Among the entries that follow, tally the lines with the string "JSON". Give no more than the number.

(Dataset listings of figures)
———

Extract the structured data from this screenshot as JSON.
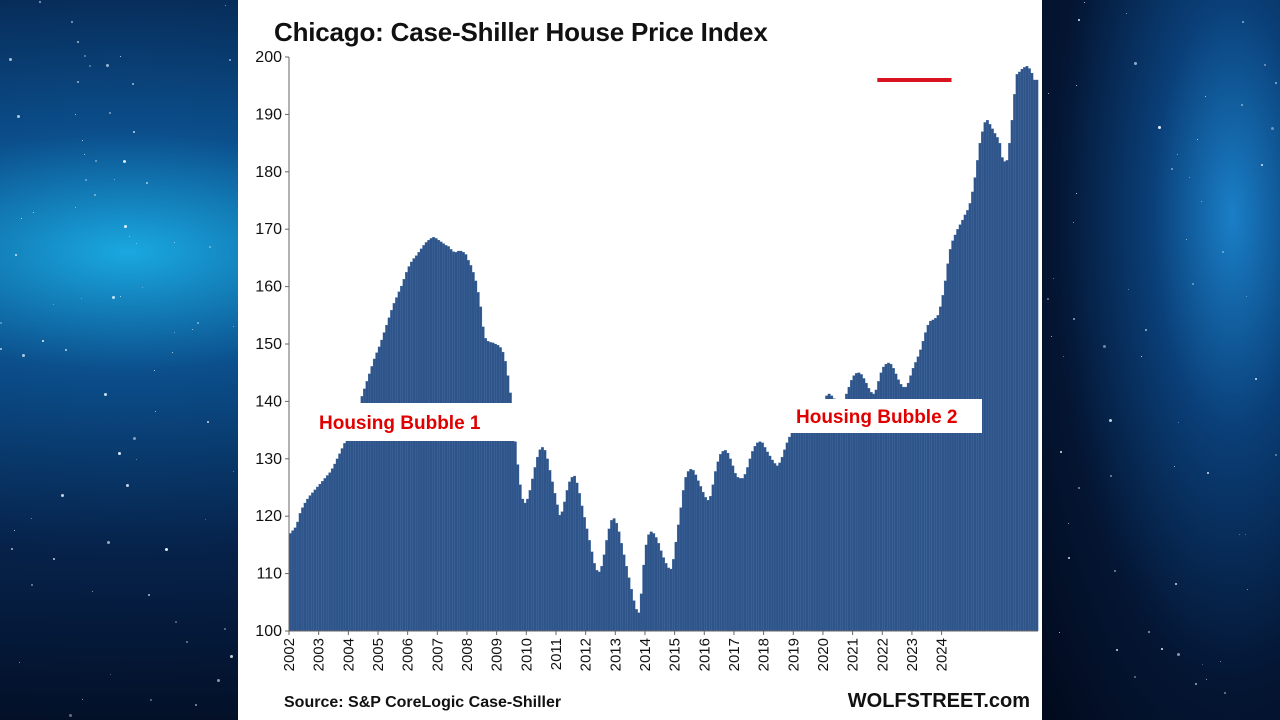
{
  "title": "Chicago: Case-Shiller House Price Index",
  "source": "Source: S&P CoreLogic Case-Shiller",
  "brand": "WOLFSTREET.com",
  "colors": {
    "bar": "#2e5489",
    "bar_edge": "#4a74aa",
    "annotation": "#e00000",
    "highlight_line": "#d9141e"
  },
  "chart_data": {
    "type": "bar",
    "title": "Chicago: Case-Shiller House Price Index",
    "xlabel": "",
    "ylabel": "",
    "ylim": [
      100,
      200
    ],
    "yticks": [
      100,
      110,
      120,
      130,
      140,
      150,
      160,
      170,
      180,
      190,
      200
    ],
    "xticks": [
      "2002",
      "2003",
      "2004",
      "2005",
      "2006",
      "2007",
      "2008",
      "2009",
      "2010",
      "2011",
      "2012",
      "2013",
      "2014",
      "2015",
      "2016",
      "2017",
      "2018",
      "2019",
      "2020",
      "2021",
      "2022",
      "2023",
      "2024"
    ],
    "grid": false,
    "frequency": "monthly",
    "start": "2002-01",
    "end": "2024-04",
    "series": [
      {
        "values": [
          117.0,
          117.5,
          118.0,
          119.0,
          120.5,
          121.5,
          122.3,
          123.0,
          123.6,
          124.1,
          124.6,
          125.1,
          125.6,
          126.1,
          126.6,
          127.1,
          127.6,
          128.3,
          129.1,
          130.0,
          130.9,
          131.8,
          132.7,
          133.5,
          134.4,
          135.7,
          137.0,
          138.3,
          139.6,
          140.9,
          142.2,
          143.5,
          144.8,
          146.1,
          147.4,
          148.5,
          149.5,
          150.7,
          152.0,
          153.3,
          154.6,
          155.9,
          157.1,
          158.1,
          159.1,
          160.1,
          161.3,
          162.5,
          163.5,
          164.3,
          164.9,
          165.4,
          166.0,
          166.6,
          167.2,
          167.7,
          168.1,
          168.4,
          168.6,
          168.4,
          168.1,
          167.8,
          167.5,
          167.2,
          167.0,
          166.5,
          166.1,
          166.0,
          166.2,
          166.2,
          166.0,
          165.6,
          164.6,
          163.7,
          162.5,
          161.0,
          159.0,
          156.5,
          153.0,
          151.0,
          150.5,
          150.3,
          150.2,
          150.0,
          149.8,
          149.4,
          148.6,
          147.0,
          144.5,
          141.5,
          137.5,
          133.0,
          129.0,
          125.5,
          123.0,
          122.3,
          123.0,
          124.5,
          126.5,
          128.5,
          130.3,
          131.6,
          132.0,
          131.5,
          130.0,
          128.0,
          126.0,
          124.0,
          122.0,
          120.2,
          120.8,
          122.5,
          124.5,
          126.0,
          126.8,
          127.0,
          125.8,
          124.0,
          121.8,
          119.8,
          117.8,
          115.8,
          113.8,
          111.8,
          110.6,
          110.3,
          111.3,
          113.3,
          115.8,
          117.8,
          119.3,
          119.6,
          118.8,
          117.3,
          115.3,
          113.3,
          111.3,
          109.3,
          107.3,
          105.3,
          103.8,
          103.2,
          106.5,
          111.5,
          115.0,
          116.8,
          117.3,
          117.0,
          116.3,
          115.3,
          114.0,
          112.8,
          111.8,
          111.0,
          110.8,
          112.5,
          115.5,
          118.5,
          121.5,
          124.5,
          126.8,
          127.8,
          128.2,
          128.0,
          127.2,
          126.2,
          125.2,
          124.2,
          123.3,
          122.8,
          123.5,
          125.5,
          127.8,
          129.5,
          130.8,
          131.3,
          131.5,
          131.0,
          130.0,
          128.8,
          127.5,
          126.8,
          126.6,
          126.6,
          127.3,
          128.5,
          130.0,
          131.3,
          132.2,
          132.8,
          133.0,
          132.8,
          132.0,
          131.2,
          130.5,
          129.8,
          129.2,
          128.8,
          129.3,
          130.3,
          131.6,
          132.8,
          133.8,
          134.6,
          135.2,
          135.5,
          135.6,
          135.4,
          135.0,
          134.8,
          134.7,
          135.2,
          136.2,
          137.3,
          138.3,
          139.3,
          140.3,
          141.0,
          141.3,
          141.0,
          140.5,
          140.0,
          139.8,
          139.8,
          140.3,
          141.3,
          142.5,
          143.7,
          144.5,
          144.9,
          145.0,
          144.7,
          144.0,
          143.2,
          142.3,
          141.6,
          141.3,
          142.0,
          143.5,
          145.0,
          146.0,
          146.5,
          146.7,
          146.5,
          145.8,
          144.8,
          143.8,
          143.0,
          142.5,
          142.5,
          143.2,
          144.5,
          145.8,
          146.8,
          147.8,
          149.0,
          150.5,
          152.0,
          153.3,
          154.0,
          154.2,
          154.5,
          155.0,
          156.5,
          158.5,
          161.0,
          164.0,
          166.5,
          168.0,
          169.0,
          170.0,
          170.8,
          171.6,
          172.5,
          173.3,
          174.5,
          176.5,
          179.0,
          182.0,
          185.0,
          187.0,
          188.6,
          189.0,
          188.3,
          187.5,
          186.7,
          186.0,
          185.0,
          182.5,
          181.8,
          182.0,
          185.0,
          189.0,
          193.5,
          197.0,
          197.4,
          197.9,
          198.2,
          198.4,
          198.0,
          197.2,
          196.0,
          196.0
        ]
      }
    ],
    "annotations": [
      {
        "text": "Housing Bubble 1"
      },
      {
        "text": "Housing Bubble 2"
      }
    ],
    "reference_line": {
      "value": 196.0,
      "start": "2021-11",
      "end": "2024-04"
    }
  }
}
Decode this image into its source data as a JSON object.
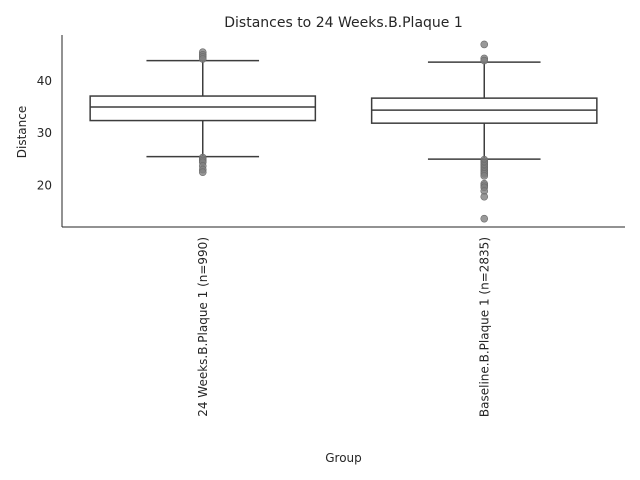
{
  "chart_data": {
    "type": "box",
    "title": "Distances to 24 Weeks.B.Plaque 1",
    "xlabel": "Group",
    "ylabel": "Distance",
    "ylim": [
      12,
      48.8
    ],
    "yticks": [
      20,
      30,
      40
    ],
    "grid": false,
    "categories": [
      "24 Weeks.B.Plaque 1 (n=990)",
      "Baseline.B.Plaque 1 (n=2835)"
    ],
    "boxes": [
      {
        "q1": 32.4,
        "median": 35.0,
        "q3": 37.1,
        "whisker_low": 25.5,
        "whisker_high": 43.9,
        "outliers": [
          45.5,
          45.0,
          44.6,
          44.2,
          25.3,
          25.0,
          24.7,
          24.4,
          23.7,
          23.0,
          22.5
        ]
      },
      {
        "q1": 31.9,
        "median": 34.4,
        "q3": 36.7,
        "whisker_low": 25.0,
        "whisker_high": 43.6,
        "outliers": [
          47.0,
          44.3,
          43.9,
          24.9,
          24.6,
          24.3,
          24.0,
          23.7,
          23.4,
          23.1,
          22.8,
          22.5,
          22.2,
          21.8,
          20.3,
          20.0,
          19.6,
          18.9,
          17.8,
          13.6
        ]
      }
    ]
  }
}
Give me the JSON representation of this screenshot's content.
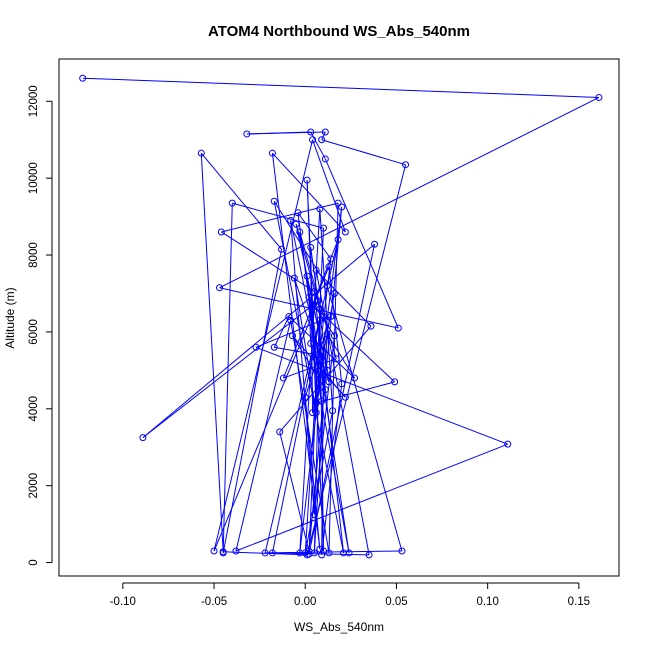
{
  "chart_data": {
    "type": "line",
    "title": "ATOM4 Northbound WS_Abs_540nm",
    "xlabel": "WS_Abs_540nm",
    "ylabel": "Altitude (m)",
    "xlim": [
      -0.135,
      0.172
    ],
    "ylim": [
      -350,
      13100
    ],
    "xticks": [
      -0.1,
      -0.05,
      0.0,
      0.05,
      0.1,
      0.15
    ],
    "xtick_labels": [
      "-0.10",
      "-0.05",
      "0.00",
      "0.05",
      "0.10",
      "0.15"
    ],
    "yticks": [
      0,
      2000,
      4000,
      6000,
      8000,
      10000,
      12000
    ],
    "ytick_labels": [
      "0",
      "2000",
      "4000",
      "6000",
      "8000",
      "10000",
      "12000"
    ],
    "grid": false,
    "legend": "none",
    "series": [
      {
        "color": "#0000ff",
        "marker": "open-circle",
        "points": [
          [
            -0.122,
            12600
          ],
          [
            0.161,
            12100
          ],
          [
            -0.047,
            7150
          ],
          [
            0.051,
            6100
          ],
          [
            0.011,
            10500
          ],
          [
            0.003,
            11200
          ],
          [
            -0.032,
            11150
          ],
          [
            0.011,
            11200
          ],
          [
            0.009,
            11000
          ],
          [
            0.055,
            10350
          ],
          [
            0.001,
            200
          ],
          [
            -0.045,
            280
          ],
          [
            -0.057,
            10650
          ],
          [
            -0.013,
            8150
          ],
          [
            -0.045,
            250
          ],
          [
            -0.04,
            9350
          ],
          [
            0.01,
            8700
          ],
          [
            0.002,
            220
          ],
          [
            0.038,
            8280
          ],
          [
            -0.089,
            3250
          ],
          [
            0.007,
            6800
          ],
          [
            -0.05,
            300
          ],
          [
            0.004,
            11000
          ],
          [
            0.022,
            8600
          ],
          [
            -0.018,
            10650
          ],
          [
            0.008,
            350
          ],
          [
            0.0,
            4300
          ],
          [
            0.014,
            6400
          ],
          [
            -0.027,
            5600
          ],
          [
            0.111,
            3080
          ],
          [
            -0.038,
            300
          ],
          [
            -0.008,
            6300
          ],
          [
            0.013,
            250
          ],
          [
            0.018,
            9350
          ],
          [
            -0.046,
            8600
          ],
          [
            0.005,
            7050
          ],
          [
            0.021,
            250
          ],
          [
            -0.017,
            9400
          ],
          [
            0.012,
            7200
          ],
          [
            0.053,
            300
          ],
          [
            -0.022,
            250
          ],
          [
            0.018,
            8400
          ],
          [
            0.004,
            6700
          ],
          [
            0.049,
            4700
          ],
          [
            0.006,
            4150
          ],
          [
            0.02,
            9250
          ],
          [
            0.002,
            300
          ],
          [
            -0.014,
            3400
          ],
          [
            0.036,
            6150
          ],
          [
            0.006,
            7600
          ],
          [
            0.035,
            200
          ],
          [
            -0.018,
            250
          ],
          [
            0.008,
            6300
          ],
          [
            0.005,
            250
          ],
          [
            0.012,
            5950
          ],
          [
            0.027,
            4800
          ],
          [
            -0.009,
            6400
          ],
          [
            -0.017,
            5600
          ],
          [
            0.007,
            5400
          ],
          [
            0.0,
            250
          ],
          [
            0.015,
            3950
          ],
          [
            0.008,
            9200
          ],
          [
            -0.003,
            250
          ],
          [
            0.01,
            5500
          ],
          [
            0.009,
            200
          ],
          [
            0.02,
            4650
          ],
          [
            0.013,
            7700
          ],
          [
            -0.012,
            4800
          ],
          [
            0.017,
            5300
          ],
          [
            0.01,
            6400
          ],
          [
            -0.003,
            8600
          ],
          [
            0.024,
            250
          ],
          [
            0.003,
            5700
          ],
          [
            0.002,
            6900
          ],
          [
            0.016,
            5900
          ],
          [
            0.005,
            1250
          ],
          [
            -0.008,
            8900
          ],
          [
            0.011,
            4500
          ],
          [
            -0.007,
            5900
          ],
          [
            0.022,
            4300
          ],
          [
            0.007,
            5100
          ],
          [
            0.014,
            7900
          ],
          [
            -0.004,
            9100
          ],
          [
            0.009,
            4200
          ],
          [
            0.001,
            7450
          ],
          [
            0.012,
            5000
          ],
          [
            -0.005,
            8800
          ],
          [
            0.008,
            6600
          ],
          [
            0.01,
            300
          ],
          [
            0.001,
            9950
          ],
          [
            0.006,
            3900
          ],
          [
            -0.006,
            7400
          ],
          [
            0.013,
            4700
          ],
          [
            0.003,
            8200
          ],
          [
            0.004,
            3900
          ],
          [
            0.016,
            7000
          ]
        ]
      }
    ]
  }
}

———

> [ANSWER FOR THIS EXERCISE]:
3